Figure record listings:
☆ ☆ ☆ ☆ ☆ ☆ ☆

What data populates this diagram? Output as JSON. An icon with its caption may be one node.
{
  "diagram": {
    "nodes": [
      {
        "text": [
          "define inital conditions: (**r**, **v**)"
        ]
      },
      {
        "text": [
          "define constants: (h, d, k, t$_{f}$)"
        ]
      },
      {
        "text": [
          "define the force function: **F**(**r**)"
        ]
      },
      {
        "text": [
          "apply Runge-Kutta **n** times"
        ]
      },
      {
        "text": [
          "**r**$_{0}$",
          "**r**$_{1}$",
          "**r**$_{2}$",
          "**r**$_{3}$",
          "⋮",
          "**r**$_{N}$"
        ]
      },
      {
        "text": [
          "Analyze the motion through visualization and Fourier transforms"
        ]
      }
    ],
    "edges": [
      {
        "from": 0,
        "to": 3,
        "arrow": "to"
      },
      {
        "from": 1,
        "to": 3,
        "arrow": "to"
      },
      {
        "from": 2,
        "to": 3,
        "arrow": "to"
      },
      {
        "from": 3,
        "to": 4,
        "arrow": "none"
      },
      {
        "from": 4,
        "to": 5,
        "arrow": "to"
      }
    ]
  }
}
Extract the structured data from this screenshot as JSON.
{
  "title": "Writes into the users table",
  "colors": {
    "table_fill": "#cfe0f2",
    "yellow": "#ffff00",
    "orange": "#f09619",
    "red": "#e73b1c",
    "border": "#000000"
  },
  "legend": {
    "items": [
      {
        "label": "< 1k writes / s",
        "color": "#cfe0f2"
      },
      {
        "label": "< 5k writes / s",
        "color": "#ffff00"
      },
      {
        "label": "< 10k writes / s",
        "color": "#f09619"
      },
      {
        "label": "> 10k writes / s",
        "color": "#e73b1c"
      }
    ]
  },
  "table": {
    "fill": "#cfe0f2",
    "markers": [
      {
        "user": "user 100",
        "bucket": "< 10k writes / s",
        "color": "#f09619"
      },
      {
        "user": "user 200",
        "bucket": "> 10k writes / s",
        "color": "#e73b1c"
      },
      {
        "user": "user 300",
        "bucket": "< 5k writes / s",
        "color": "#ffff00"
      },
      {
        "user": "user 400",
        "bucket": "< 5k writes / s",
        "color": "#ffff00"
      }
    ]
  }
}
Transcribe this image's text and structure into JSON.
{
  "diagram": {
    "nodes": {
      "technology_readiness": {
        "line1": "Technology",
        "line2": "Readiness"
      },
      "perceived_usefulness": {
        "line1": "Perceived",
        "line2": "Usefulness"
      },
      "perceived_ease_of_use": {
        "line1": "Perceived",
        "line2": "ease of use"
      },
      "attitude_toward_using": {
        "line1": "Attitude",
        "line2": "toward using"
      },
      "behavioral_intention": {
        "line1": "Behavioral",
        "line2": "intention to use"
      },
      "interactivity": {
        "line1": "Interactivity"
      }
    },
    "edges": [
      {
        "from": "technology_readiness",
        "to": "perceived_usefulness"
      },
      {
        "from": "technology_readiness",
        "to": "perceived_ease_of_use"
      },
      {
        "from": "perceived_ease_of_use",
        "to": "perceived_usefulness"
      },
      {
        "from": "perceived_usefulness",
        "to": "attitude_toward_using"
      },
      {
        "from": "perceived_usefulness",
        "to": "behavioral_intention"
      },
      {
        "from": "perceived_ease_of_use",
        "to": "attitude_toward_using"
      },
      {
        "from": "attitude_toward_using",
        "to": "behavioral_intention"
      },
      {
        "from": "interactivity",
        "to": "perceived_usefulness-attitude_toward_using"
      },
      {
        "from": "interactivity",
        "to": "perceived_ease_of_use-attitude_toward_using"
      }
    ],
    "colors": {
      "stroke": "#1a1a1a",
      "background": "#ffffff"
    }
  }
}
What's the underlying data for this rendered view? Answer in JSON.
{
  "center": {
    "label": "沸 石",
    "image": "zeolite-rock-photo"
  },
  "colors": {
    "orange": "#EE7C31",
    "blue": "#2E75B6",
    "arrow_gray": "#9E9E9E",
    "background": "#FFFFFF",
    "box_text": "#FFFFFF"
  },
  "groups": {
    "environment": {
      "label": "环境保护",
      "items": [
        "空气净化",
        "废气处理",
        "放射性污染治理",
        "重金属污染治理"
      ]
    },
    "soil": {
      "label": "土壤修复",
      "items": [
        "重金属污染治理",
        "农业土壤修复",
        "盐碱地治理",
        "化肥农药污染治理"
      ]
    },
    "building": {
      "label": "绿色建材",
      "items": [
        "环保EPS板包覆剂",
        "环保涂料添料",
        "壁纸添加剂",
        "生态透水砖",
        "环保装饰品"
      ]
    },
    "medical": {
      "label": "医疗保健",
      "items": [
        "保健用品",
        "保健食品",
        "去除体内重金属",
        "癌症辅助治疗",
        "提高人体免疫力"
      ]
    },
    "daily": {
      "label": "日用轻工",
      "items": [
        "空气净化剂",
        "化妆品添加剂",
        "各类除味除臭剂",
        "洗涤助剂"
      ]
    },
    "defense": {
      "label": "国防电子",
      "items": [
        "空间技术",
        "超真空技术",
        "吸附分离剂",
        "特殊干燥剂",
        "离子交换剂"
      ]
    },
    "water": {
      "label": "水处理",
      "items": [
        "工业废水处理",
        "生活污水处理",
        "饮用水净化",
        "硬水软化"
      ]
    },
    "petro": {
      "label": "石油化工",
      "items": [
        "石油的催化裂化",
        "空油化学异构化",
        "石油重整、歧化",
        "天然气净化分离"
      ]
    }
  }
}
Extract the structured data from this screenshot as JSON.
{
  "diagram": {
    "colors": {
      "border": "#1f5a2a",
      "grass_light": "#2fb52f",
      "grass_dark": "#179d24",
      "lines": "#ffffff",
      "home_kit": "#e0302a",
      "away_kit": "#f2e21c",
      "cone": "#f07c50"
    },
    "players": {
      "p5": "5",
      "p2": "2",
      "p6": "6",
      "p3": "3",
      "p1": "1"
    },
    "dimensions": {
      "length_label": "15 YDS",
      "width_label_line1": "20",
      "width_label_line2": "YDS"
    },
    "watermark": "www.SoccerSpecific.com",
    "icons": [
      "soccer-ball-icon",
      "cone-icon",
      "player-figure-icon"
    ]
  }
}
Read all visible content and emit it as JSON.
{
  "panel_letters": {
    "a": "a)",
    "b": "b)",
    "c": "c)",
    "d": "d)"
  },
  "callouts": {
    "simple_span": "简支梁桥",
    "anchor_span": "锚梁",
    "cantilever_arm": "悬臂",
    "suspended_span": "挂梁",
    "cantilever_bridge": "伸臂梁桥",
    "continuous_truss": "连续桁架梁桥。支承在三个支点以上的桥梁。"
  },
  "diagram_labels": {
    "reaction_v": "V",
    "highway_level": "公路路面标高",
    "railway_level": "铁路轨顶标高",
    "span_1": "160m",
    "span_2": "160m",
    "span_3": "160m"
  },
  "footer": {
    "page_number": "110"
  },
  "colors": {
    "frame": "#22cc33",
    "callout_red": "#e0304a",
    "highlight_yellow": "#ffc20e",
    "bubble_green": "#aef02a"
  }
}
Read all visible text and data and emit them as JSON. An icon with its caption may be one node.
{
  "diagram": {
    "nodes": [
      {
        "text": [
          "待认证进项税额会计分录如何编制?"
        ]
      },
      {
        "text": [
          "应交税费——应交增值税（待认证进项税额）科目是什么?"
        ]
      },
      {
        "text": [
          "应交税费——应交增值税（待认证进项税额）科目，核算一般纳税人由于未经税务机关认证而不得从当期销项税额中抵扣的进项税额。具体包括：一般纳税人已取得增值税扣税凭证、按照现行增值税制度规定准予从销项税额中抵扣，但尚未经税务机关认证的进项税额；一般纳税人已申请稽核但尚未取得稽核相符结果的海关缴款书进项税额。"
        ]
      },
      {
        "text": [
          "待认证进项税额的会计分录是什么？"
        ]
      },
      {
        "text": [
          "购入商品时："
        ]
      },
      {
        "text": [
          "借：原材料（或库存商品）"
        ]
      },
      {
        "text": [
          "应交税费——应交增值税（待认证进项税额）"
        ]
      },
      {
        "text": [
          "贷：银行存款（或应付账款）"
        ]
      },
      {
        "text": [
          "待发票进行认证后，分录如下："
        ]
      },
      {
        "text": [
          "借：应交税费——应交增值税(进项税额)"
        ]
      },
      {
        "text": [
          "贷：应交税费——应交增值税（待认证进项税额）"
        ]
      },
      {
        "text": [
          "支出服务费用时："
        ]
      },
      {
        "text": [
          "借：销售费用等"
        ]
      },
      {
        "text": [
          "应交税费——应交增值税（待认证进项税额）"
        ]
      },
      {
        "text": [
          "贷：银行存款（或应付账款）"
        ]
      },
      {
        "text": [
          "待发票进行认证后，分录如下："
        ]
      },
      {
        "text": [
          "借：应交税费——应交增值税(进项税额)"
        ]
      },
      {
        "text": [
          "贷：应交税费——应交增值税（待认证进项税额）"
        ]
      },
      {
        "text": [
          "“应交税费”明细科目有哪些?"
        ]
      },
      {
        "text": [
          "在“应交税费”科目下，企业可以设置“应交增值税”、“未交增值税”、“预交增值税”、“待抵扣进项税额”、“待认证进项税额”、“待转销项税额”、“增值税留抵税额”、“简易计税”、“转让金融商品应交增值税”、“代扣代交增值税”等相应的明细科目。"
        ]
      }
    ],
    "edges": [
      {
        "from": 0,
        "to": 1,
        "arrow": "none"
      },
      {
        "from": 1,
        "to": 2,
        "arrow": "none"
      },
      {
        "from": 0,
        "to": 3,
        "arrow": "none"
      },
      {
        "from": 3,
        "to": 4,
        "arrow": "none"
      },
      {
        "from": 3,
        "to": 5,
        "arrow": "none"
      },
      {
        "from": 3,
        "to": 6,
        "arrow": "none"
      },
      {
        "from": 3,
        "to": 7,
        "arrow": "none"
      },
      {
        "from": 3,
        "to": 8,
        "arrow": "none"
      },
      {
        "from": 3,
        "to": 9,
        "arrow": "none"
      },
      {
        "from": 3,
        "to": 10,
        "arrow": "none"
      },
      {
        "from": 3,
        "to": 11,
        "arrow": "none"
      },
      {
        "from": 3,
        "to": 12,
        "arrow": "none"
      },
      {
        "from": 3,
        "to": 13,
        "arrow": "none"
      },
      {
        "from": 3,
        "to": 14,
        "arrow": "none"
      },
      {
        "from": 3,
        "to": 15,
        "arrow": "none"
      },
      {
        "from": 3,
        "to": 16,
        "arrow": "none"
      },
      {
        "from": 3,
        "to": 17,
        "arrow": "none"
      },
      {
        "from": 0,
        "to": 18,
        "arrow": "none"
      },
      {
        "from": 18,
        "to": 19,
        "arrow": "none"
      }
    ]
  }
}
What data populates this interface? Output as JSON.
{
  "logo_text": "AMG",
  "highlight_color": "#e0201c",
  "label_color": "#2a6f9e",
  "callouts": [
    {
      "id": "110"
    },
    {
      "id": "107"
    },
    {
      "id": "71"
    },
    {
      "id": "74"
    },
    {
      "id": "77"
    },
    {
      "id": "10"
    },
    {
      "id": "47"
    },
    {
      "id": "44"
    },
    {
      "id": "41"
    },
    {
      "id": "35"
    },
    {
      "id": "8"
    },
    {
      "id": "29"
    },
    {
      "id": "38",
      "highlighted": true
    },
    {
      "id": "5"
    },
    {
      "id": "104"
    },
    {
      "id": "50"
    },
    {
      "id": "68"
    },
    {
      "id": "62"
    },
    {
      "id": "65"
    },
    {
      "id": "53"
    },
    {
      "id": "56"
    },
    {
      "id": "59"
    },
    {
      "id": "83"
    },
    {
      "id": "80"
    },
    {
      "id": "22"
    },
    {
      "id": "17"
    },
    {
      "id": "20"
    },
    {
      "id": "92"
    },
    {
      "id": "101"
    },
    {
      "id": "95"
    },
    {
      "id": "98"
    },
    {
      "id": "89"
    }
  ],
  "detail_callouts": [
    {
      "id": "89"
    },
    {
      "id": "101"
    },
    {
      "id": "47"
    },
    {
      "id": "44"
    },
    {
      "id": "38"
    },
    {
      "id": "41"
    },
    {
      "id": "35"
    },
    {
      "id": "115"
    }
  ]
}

☆ ☆ ☆ ☆ ☆ ☆ ☆

What the exercise asks: Look for the word "caption" and return every line where it occurs.

Answer to the exercise:
What data populates this diagram? Output as JSON. An icon with its caption may be one node.
Read all visible text and data and emit them as JSON. An icon with its caption may be one node.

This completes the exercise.